Record extracts:

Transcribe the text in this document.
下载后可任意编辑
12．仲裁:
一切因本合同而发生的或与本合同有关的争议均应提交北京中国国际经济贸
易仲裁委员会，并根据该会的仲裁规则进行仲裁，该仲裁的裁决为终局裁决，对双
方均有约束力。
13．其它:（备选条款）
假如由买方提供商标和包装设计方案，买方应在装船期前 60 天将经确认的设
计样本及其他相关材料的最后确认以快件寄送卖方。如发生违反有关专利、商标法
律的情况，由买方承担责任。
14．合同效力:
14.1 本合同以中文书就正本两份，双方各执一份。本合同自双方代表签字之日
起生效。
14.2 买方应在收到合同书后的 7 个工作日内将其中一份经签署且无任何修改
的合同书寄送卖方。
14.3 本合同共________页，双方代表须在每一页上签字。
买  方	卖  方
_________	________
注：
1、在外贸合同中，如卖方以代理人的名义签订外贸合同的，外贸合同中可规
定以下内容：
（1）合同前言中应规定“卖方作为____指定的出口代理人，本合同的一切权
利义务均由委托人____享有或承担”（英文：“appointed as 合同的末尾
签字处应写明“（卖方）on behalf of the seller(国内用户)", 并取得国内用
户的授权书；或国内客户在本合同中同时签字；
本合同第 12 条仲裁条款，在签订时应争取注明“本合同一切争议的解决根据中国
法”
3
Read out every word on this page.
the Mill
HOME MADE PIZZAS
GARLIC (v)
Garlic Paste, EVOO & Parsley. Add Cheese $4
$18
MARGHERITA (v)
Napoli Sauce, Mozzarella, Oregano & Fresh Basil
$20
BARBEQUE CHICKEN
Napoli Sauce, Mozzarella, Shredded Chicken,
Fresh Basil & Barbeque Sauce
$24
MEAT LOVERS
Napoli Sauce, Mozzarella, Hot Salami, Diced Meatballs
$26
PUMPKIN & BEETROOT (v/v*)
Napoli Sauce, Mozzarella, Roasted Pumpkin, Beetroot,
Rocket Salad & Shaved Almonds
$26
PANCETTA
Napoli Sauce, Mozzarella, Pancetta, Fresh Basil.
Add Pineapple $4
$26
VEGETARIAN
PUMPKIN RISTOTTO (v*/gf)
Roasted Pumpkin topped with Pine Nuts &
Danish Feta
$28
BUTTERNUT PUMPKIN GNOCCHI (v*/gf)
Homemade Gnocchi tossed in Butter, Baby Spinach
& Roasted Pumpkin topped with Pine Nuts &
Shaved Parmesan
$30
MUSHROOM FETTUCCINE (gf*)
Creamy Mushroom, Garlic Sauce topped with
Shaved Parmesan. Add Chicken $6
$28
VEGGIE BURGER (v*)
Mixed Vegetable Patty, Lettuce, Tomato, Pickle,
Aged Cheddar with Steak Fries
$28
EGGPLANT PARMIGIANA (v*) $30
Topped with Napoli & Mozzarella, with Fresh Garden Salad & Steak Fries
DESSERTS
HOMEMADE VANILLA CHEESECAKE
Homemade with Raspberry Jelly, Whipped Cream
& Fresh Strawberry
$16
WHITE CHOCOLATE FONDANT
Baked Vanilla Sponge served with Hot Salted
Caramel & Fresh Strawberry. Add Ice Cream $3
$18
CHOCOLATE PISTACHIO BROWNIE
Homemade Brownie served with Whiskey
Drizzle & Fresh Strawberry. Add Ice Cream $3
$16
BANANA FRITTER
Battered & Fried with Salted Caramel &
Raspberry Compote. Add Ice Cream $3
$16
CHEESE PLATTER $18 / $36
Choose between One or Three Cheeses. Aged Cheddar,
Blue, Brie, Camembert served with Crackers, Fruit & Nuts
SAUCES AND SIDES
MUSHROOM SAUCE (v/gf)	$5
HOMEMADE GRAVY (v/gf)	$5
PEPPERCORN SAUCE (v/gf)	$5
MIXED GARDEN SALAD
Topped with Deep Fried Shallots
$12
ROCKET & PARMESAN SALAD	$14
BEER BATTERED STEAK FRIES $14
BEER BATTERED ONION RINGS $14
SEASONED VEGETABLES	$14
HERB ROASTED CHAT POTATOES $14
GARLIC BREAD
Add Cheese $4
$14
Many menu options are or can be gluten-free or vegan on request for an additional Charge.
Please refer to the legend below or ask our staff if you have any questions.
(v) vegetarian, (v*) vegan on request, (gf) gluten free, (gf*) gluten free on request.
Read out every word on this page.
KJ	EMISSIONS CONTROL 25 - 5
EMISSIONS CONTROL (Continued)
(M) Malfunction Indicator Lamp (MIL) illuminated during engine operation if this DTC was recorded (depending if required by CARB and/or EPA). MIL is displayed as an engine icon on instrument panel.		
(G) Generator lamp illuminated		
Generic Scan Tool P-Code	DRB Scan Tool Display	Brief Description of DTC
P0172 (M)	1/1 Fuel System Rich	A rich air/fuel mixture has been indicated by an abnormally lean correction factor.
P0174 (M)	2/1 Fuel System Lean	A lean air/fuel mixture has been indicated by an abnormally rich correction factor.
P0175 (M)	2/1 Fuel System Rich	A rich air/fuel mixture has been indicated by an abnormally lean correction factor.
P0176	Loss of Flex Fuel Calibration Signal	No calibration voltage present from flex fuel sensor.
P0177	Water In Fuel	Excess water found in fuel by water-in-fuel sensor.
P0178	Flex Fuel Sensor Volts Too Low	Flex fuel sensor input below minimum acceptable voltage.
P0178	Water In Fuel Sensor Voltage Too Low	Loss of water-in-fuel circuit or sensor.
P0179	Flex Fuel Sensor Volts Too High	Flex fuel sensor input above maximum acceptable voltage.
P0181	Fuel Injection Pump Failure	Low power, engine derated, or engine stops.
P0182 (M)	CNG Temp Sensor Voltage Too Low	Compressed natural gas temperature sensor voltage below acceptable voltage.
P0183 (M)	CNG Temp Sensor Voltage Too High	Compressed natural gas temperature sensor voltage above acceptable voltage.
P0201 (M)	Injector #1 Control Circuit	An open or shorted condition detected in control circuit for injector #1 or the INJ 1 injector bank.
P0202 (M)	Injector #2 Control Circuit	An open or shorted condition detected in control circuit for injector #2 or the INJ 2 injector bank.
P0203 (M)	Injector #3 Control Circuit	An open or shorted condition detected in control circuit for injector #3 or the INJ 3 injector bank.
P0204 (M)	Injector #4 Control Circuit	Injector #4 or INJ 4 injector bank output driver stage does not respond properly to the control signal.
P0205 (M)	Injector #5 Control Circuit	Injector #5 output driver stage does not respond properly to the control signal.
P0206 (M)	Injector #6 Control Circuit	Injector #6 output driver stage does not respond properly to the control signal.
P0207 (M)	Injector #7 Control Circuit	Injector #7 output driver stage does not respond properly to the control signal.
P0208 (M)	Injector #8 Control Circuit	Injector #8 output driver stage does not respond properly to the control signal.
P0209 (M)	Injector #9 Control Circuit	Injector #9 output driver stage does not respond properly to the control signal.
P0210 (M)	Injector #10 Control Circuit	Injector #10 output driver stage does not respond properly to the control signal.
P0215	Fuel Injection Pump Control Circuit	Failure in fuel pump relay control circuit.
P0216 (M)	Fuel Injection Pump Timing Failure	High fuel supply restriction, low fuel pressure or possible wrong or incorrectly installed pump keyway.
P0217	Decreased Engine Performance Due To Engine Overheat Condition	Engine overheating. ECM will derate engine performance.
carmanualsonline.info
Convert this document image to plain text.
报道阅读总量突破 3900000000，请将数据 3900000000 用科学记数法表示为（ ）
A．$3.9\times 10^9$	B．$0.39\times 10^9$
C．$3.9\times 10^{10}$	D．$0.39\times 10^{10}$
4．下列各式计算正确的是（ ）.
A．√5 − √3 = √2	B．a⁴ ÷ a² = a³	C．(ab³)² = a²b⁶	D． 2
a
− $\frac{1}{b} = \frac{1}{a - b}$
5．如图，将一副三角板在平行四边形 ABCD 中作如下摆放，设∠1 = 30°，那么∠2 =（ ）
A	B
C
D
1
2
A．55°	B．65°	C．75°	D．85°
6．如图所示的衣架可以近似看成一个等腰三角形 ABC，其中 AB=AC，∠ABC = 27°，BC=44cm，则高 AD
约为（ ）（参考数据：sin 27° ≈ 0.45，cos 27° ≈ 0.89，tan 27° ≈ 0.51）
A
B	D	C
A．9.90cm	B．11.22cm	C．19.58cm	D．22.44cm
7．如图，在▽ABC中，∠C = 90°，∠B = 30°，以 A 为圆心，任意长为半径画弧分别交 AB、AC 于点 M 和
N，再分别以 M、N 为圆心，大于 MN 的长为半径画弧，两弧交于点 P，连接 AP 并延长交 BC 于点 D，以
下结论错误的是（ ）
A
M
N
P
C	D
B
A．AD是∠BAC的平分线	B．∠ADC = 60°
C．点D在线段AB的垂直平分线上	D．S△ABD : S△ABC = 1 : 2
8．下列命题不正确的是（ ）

Exercise goal: Scan the listing above and copy all lines containing the word "Napoli".

Correct response:
Napoli Sauce, Mozzarella, Oregano & Fresh Basil
Napoli Sauce, Mozzarella, Shredded Chicken,
Napoli Sauce, Mozzarella, Hot Salami, Diced Meatballs
Napoli Sauce, Mozzarella, Roasted Pumpkin, Beetroot,
Napoli Sauce, Mozzarella, Pancetta, Fresh Basil.
Topped with Napoli & Mozzarella, with Fresh Garden Salad & Steak Fries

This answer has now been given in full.